[What is being asked]
Write the data out again, character for character, with no images.

[Task input]
(begin)

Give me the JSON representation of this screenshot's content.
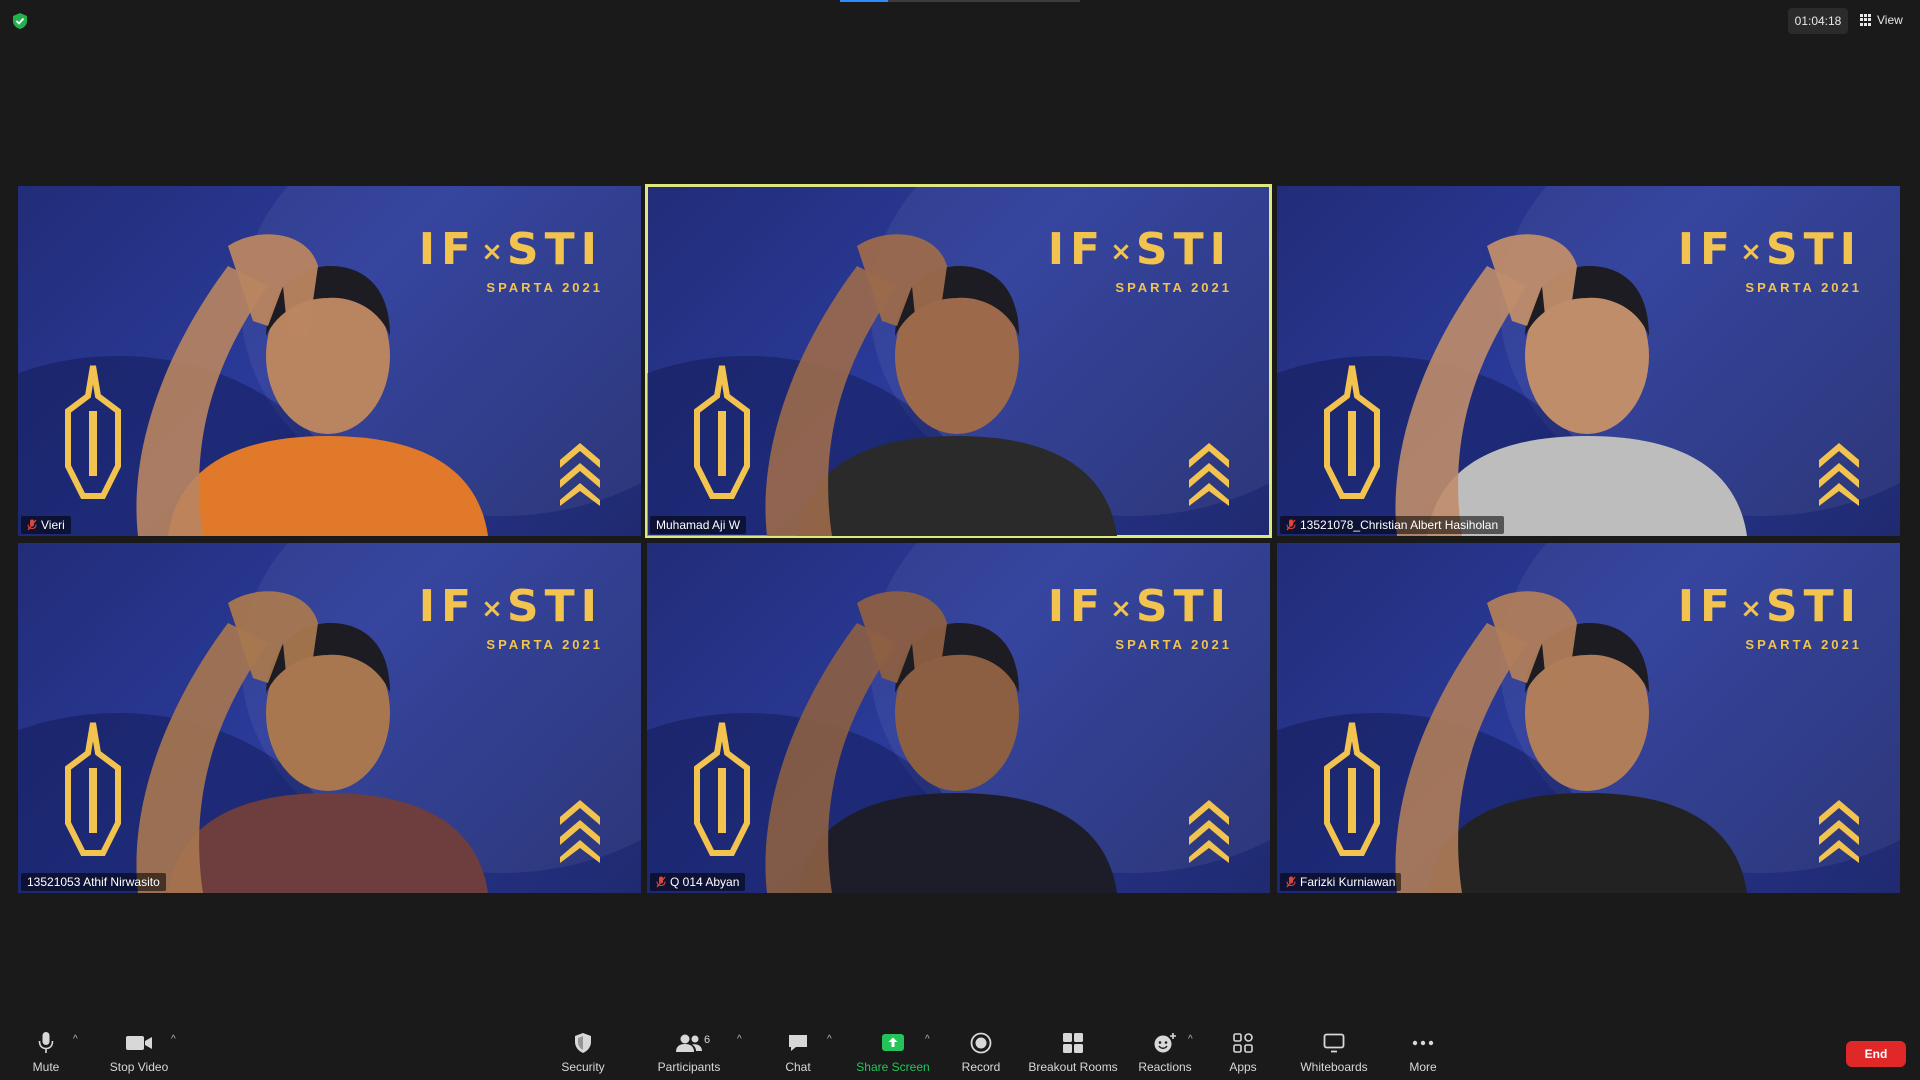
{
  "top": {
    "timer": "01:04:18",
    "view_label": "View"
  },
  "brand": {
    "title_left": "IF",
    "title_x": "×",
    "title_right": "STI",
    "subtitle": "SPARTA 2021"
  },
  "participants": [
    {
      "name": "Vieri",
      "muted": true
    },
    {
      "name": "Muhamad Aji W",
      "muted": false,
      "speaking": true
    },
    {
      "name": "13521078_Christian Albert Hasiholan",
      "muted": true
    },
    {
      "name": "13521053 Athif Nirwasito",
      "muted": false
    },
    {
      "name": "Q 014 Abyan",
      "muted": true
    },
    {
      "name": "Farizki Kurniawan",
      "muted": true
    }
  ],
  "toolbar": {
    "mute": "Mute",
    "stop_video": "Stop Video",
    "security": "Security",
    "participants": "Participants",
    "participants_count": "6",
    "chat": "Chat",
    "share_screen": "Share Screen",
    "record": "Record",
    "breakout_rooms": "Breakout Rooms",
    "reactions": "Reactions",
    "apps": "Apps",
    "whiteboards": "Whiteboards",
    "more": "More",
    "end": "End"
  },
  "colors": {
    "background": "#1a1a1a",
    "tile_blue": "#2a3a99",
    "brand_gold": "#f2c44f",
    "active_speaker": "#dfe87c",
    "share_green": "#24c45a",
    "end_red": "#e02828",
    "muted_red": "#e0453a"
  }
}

(end)

[Output for this exercise]
Give me the JSON representation of this screenshot's content.
{
  "top": {
    "timer": "01:04:18",
    "view_label": "View"
  },
  "brand": {
    "title_left": "IF",
    "title_x": "×",
    "title_right": "STI",
    "subtitle": "SPARTA 2021"
  },
  "participants": [
    {
      "name": "Vieri",
      "muted": true
    },
    {
      "name": "Muhamad Aji W",
      "muted": false,
      "speaking": true
    },
    {
      "name": "13521078_Christian Albert Hasiholan",
      "muted": true
    },
    {
      "name": "13521053 Athif Nirwasito",
      "muted": false
    },
    {
      "name": "Q 014 Abyan",
      "muted": true
    },
    {
      "name": "Farizki Kurniawan",
      "muted": true
    }
  ],
  "toolbar": {
    "mute": "Mute",
    "stop_video": "Stop Video",
    "security": "Security",
    "participants": "Participants",
    "participants_count": "6",
    "chat": "Chat",
    "share_screen": "Share Screen",
    "record": "Record",
    "breakout_rooms": "Breakout Rooms",
    "reactions": "Reactions",
    "apps": "Apps",
    "whiteboards": "Whiteboards",
    "more": "More",
    "end": "End"
  },
  "colors": {
    "background": "#1a1a1a",
    "tile_blue": "#2a3a99",
    "brand_gold": "#f2c44f",
    "active_speaker": "#dfe87c",
    "share_green": "#24c45a",
    "end_red": "#e02828",
    "muted_red": "#e0453a"
  }
}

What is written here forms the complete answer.